→ **Exercise details**
Tally the lines in these records that hold the string "Sensor", and reply with the number alone.

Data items
◇ ◇ ◇ ◇ ◇
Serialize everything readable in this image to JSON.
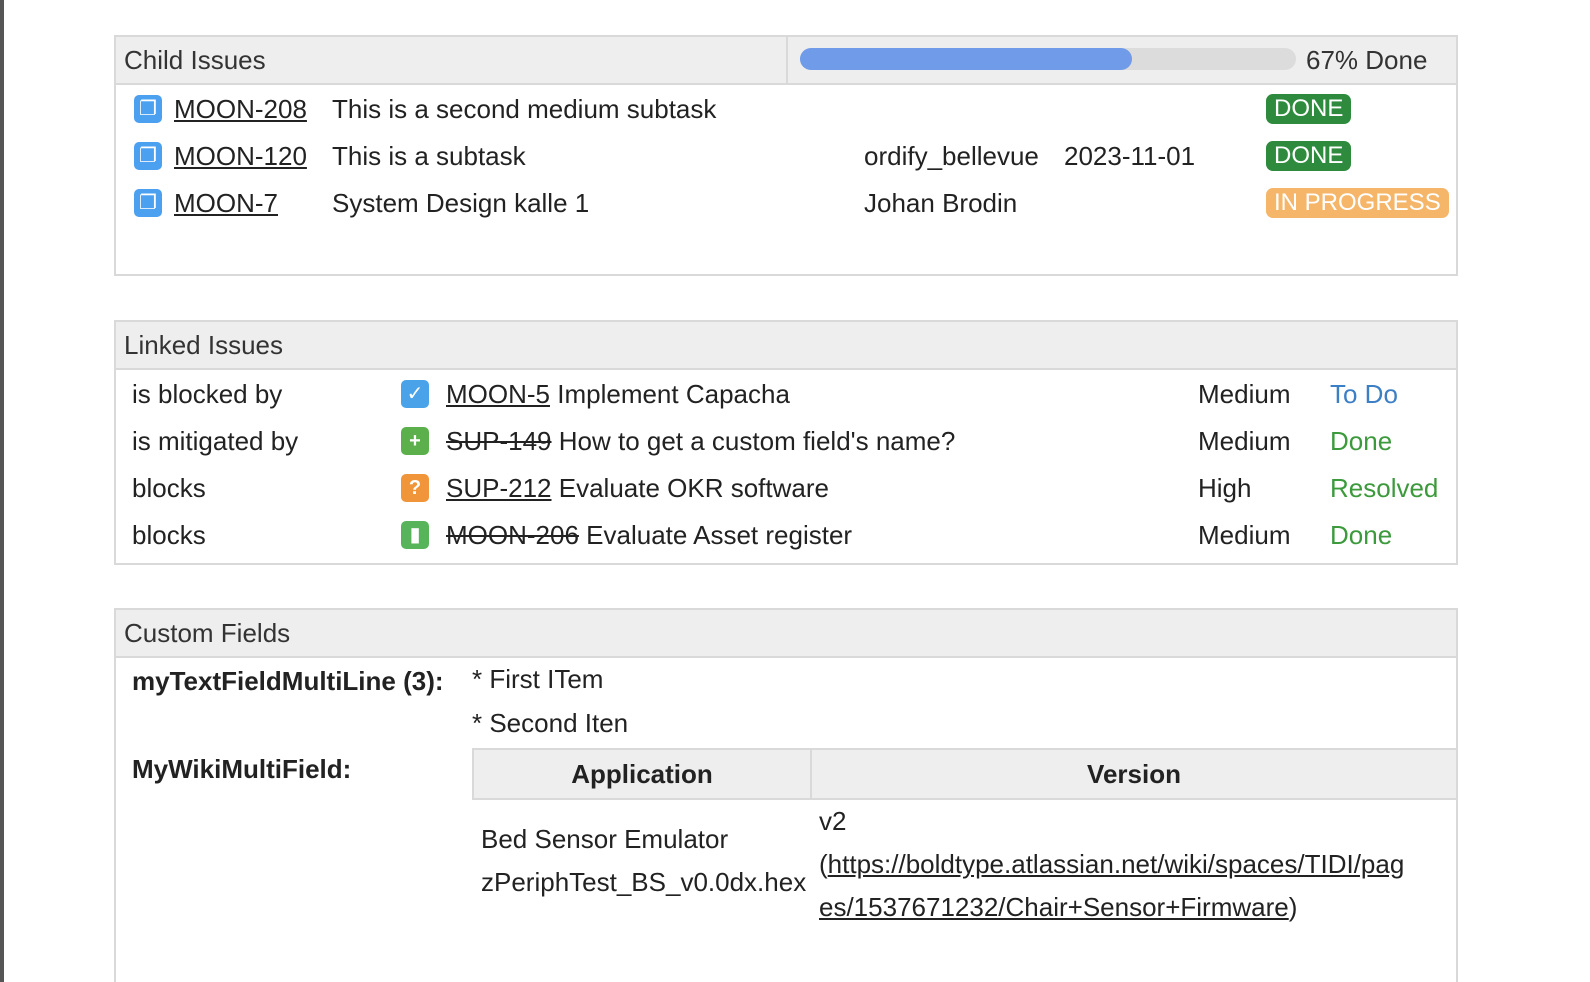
{
  "child_issues": {
    "title": "Child Issues",
    "progress": {
      "percent": 67,
      "label": "67% Done"
    },
    "items": [
      {
        "key": "MOON-208",
        "summary": "This is a second medium subtask",
        "assignee": "",
        "due": "",
        "status": "DONE",
        "icon": "subtask-icon"
      },
      {
        "key": "MOON-120",
        "summary": "This is a subtask",
        "assignee": "ordify_bellevue",
        "due": "2023-11-01",
        "status": "DONE",
        "icon": "subtask-icon"
      },
      {
        "key": "MOON-7",
        "summary": "System Design kalle 1",
        "assignee": "Johan Brodin",
        "due": "",
        "status": "IN PROGRESS",
        "icon": "subtask-icon"
      }
    ]
  },
  "linked_issues": {
    "title": "Linked Issues",
    "items": [
      {
        "relation": "is blocked by",
        "icon": "checkbox-task-icon",
        "key": "MOON-5",
        "summary": "Implement Capacha",
        "priority": "Medium",
        "status": "To Do"
      },
      {
        "relation": "is mitigated by",
        "icon": "plus-new-feature-icon",
        "key": "SUP-149",
        "summary": "How to get a custom field's name?",
        "priority": "Medium",
        "status": "Done"
      },
      {
        "relation": "blocks",
        "icon": "question-icon",
        "key": "SUP-212",
        "summary": "Evaluate OKR software",
        "priority": "High",
        "status": "Resolved"
      },
      {
        "relation": "blocks",
        "icon": "bookmark-story-icon",
        "key": "MOON-206",
        "summary": "Evaluate Asset register",
        "priority": "Medium",
        "status": "Done"
      }
    ]
  },
  "custom_fields": {
    "title": "Custom Fields",
    "multiline": {
      "label": "myTextFieldMultiLine (3):",
      "lines": [
        "* First ITem",
        "* Second Iten"
      ]
    },
    "wiki": {
      "label": "MyWikiMultiField:",
      "headers": [
        "Application",
        "Version"
      ],
      "app_lines": [
        "Bed Sensor Emulator",
        "zPeriphTest_BS_v0.0dx.hex"
      ],
      "version": "v2",
      "link_open": "(",
      "link_part1": "https://boldtype.atlassian.net/wiki/spaces/TIDI/pag",
      "link_part2": "es/1537671232/Chair+Sensor+Firmware",
      "link_close": ")"
    }
  },
  "colors": {
    "done_badge": "#2e8b3e",
    "in_progress_badge": "#f5b66a",
    "progress_fill": "#6f9be8",
    "status_todo": "#3d7fc4",
    "status_done": "#3c9a3c"
  }
}
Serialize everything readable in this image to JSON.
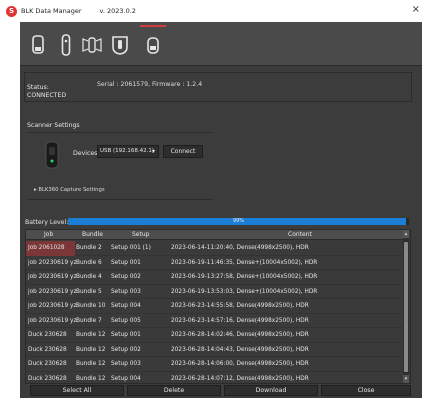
{
  "titlebar": {
    "app_title": "BLK Data Manager",
    "version": "v. 2023.0.2",
    "close_glyph": "×",
    "logo_letter": "S"
  },
  "toolbar": {
    "icons": [
      "scanner-device-icon",
      "scanner-slim-icon",
      "scanner-wings-icon",
      "shield-scanner-icon",
      "scanner-small-icon"
    ],
    "accent_color": "#d23c3c"
  },
  "status": {
    "label": "Status:",
    "value": "CONNECTED",
    "serial": "Serial : 2061579, Firmware : 1.2.4"
  },
  "scanner_settings": {
    "label": "Scanner Settings",
    "devices_label": "Devices:",
    "device_selected": "USB (192.168.42.1)",
    "connect_label": "Connect",
    "capture_settings_label": "▸  BLK360 Capture Settings"
  },
  "battery": {
    "label": "Battery Level:",
    "percent_text": "99%",
    "level_fraction": 0.99,
    "fill_color": "#1c7fd6"
  },
  "table": {
    "headers": [
      "Job",
      "Bundle",
      "Setup",
      "Content"
    ],
    "rows": [
      {
        "job": "Job 2061028",
        "bundle": "Bundle 2",
        "setup": "Setup 001 (1)",
        "content": "2023-06-14-11:20:40, Dense(4998x2500), HDR"
      },
      {
        "job": "job 20230619 yz",
        "bundle": "Bundle 6",
        "setup": "Setup 001",
        "content": "2023-06-19-11:46:35, Dense+(10004x5002), HDR"
      },
      {
        "job": "job 20230619 yz",
        "bundle": "Bundle 4",
        "setup": "Setup 002",
        "content": "2023-06-19-13:27:58, Dense+(10004x5002), HDR"
      },
      {
        "job": "job 20230619 yz",
        "bundle": "Bundle 5",
        "setup": "Setup 003",
        "content": "2023-06-19-13:53:03, Dense+(10004x5002), HDR"
      },
      {
        "job": "job 20230619 yz",
        "bundle": "Bundle 10",
        "setup": "Setup 004",
        "content": "2023-06-23-14:55:58, Dense(4998x2500), HDR"
      },
      {
        "job": "job 20230619 yz",
        "bundle": "Bundle 7",
        "setup": "Setup 005",
        "content": "2023-06-23-14:57:16, Dense(4998x2500), HDR"
      },
      {
        "job": "Duck 230628",
        "bundle": "Bundle 12",
        "setup": "Setup 001",
        "content": "2023-06-28-14:02:46, Dense(4998x2500), HDR"
      },
      {
        "job": "Duck 230628",
        "bundle": "Bundle 12",
        "setup": "Setup 002",
        "content": "2023-06-28-14:04:43, Dense(4998x2500), HDR"
      },
      {
        "job": "Duck 230628",
        "bundle": "Bundle 12",
        "setup": "Setup 003",
        "content": "2023-06-28-14:06:00, Dense(4998x2500), HDR"
      },
      {
        "job": "Duck 230628",
        "bundle": "Bundle 12",
        "setup": "Setup 004",
        "content": "2023-06-28-14:07:12, Dense(4998x2500), HDR"
      }
    ],
    "selected_row": 0,
    "selected_color": "#7b3737"
  },
  "footer": {
    "select_all": "Select All",
    "delete": "Delete",
    "download": "Download",
    "close": "Close"
  }
}
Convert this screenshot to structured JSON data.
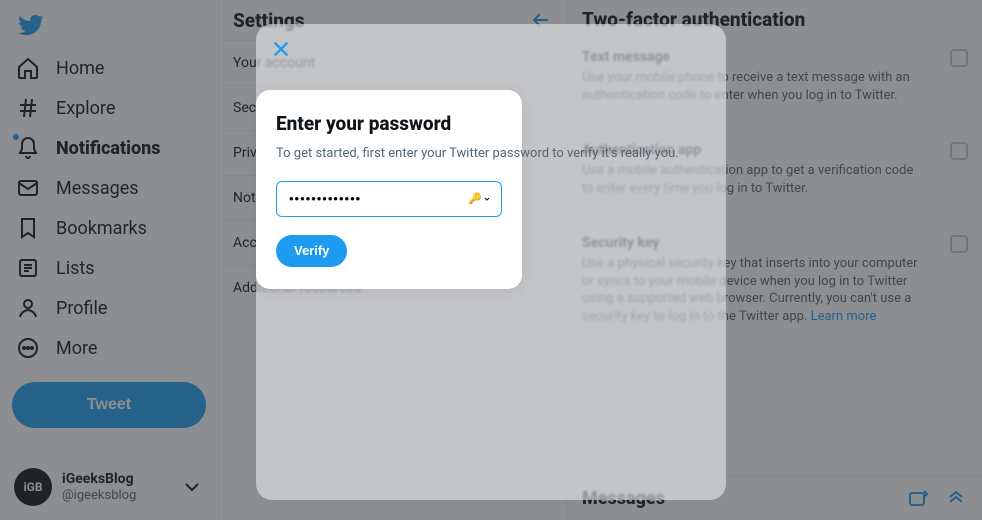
{
  "nav": {
    "items": [
      {
        "icon": "home",
        "label": "Home"
      },
      {
        "icon": "explore",
        "label": "Explore"
      },
      {
        "icon": "bell",
        "label": "Notifications",
        "bold": true,
        "dot": true
      },
      {
        "icon": "mail",
        "label": "Messages"
      },
      {
        "icon": "bookmark",
        "label": "Bookmarks"
      },
      {
        "icon": "list",
        "label": "Lists"
      },
      {
        "icon": "profile",
        "label": "Profile"
      },
      {
        "icon": "more",
        "label": "More"
      }
    ],
    "tweet": "Tweet",
    "account": {
      "avatar": "iGB",
      "name": "iGeeksBlog ",
      "handle": "@igeeksblog"
    }
  },
  "settings": {
    "title": "Settings",
    "rows": [
      "Your account",
      "Security and account access",
      "Privacy and safety",
      "Notifications",
      "Accessibility, display, and languages",
      "Additional resources"
    ]
  },
  "tfa": {
    "title": "Two-factor authentication",
    "items": [
      {
        "title": "Text message",
        "desc": "Use your mobile phone to receive a text message with an authentication code to enter when you log in to Twitter."
      },
      {
        "title": "Authentication app",
        "desc": "Use a mobile authentication app to get a verification code to enter every time you log in to Twitter."
      },
      {
        "title": "Security key",
        "desc": "Use a physical security key that inserts into your computer or syncs to your mobile device when you log in to Twitter using a supported web browser. Currently, you can't use a security key to log in to the Twitter app.",
        "learn_more": "Learn more"
      }
    ],
    "messages_bar": "Messages"
  },
  "modal": {
    "heading": "Enter your password",
    "body": "To get started, first enter your Twitter password to verify it's really you.",
    "value": "•••••••••••••",
    "verify": "Verify"
  }
}
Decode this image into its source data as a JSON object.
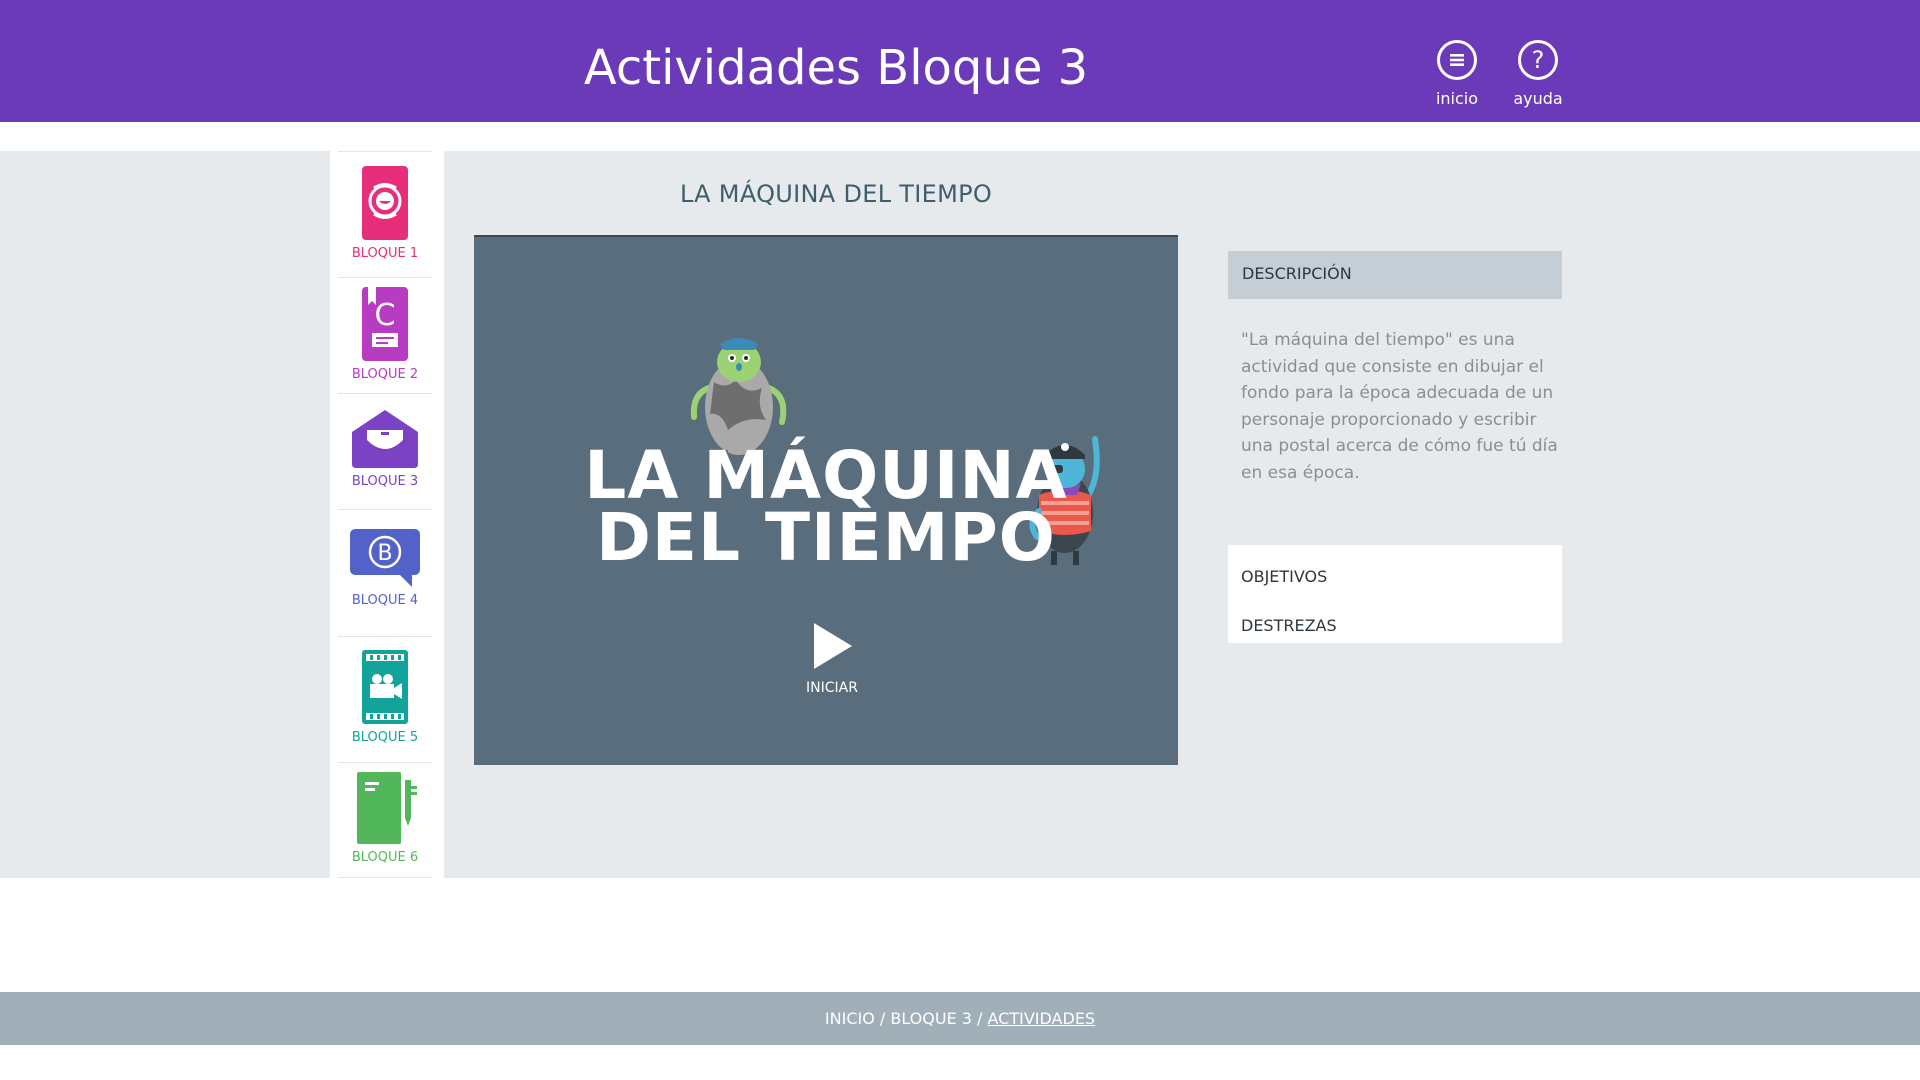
{
  "header": {
    "title": "Actividades Bloque 3",
    "buttons": [
      {
        "label": "inicio",
        "icon": "menu-icon"
      },
      {
        "label": "ayuda",
        "icon": "help-icon"
      }
    ]
  },
  "sidebar": {
    "items": [
      {
        "label": "BLOQUE 1",
        "color": "#e62e7a",
        "icon": "face-book-icon"
      },
      {
        "label": "BLOQUE 2",
        "color": "#b73cc2",
        "icon": "letter-c-book-icon"
      },
      {
        "label": "BLOQUE 3",
        "color": "#7b43c4",
        "icon": "envelope-heart-icon"
      },
      {
        "label": "BLOQUE 4",
        "color": "#5362c8",
        "icon": "speech-bubble-b-icon"
      },
      {
        "label": "BLOQUE 5",
        "color": "#12a39a",
        "icon": "film-camera-icon"
      },
      {
        "label": "BLOQUE 6",
        "color": "#52b75b",
        "icon": "notebook-pen-icon"
      }
    ]
  },
  "activity": {
    "title": "LA MÁQUINA DEL TIEMPO",
    "video": {
      "title_line1": "LA MÁQUINA",
      "title_line2": "DEL TIEMPO",
      "play_label": "INICIAR",
      "bg_color": "#596d7c"
    }
  },
  "panel": {
    "description_header": "DESCRIPCIÓN",
    "description_text": "\"La máquina del tiempo\" es una actividad que consiste en dibujar el fondo para la época adecuada de un personaje proporcionado y escribir una postal acerca de cómo fue tú día en esa época.",
    "links": [
      "OBJETIVOS",
      "DESTREZAS"
    ]
  },
  "footer": {
    "breadcrumb": [
      "INICIO",
      "BLOQUE 3",
      "ACTIVIDADES"
    ],
    "separator": " / "
  },
  "colors": {
    "header_bg": "#6a3ab8",
    "content_bg": "#e7eaed",
    "footer_bg": "#a1afb9"
  }
}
◇ ◇ ◇ ◇ ◇
→ **Result of this task**
2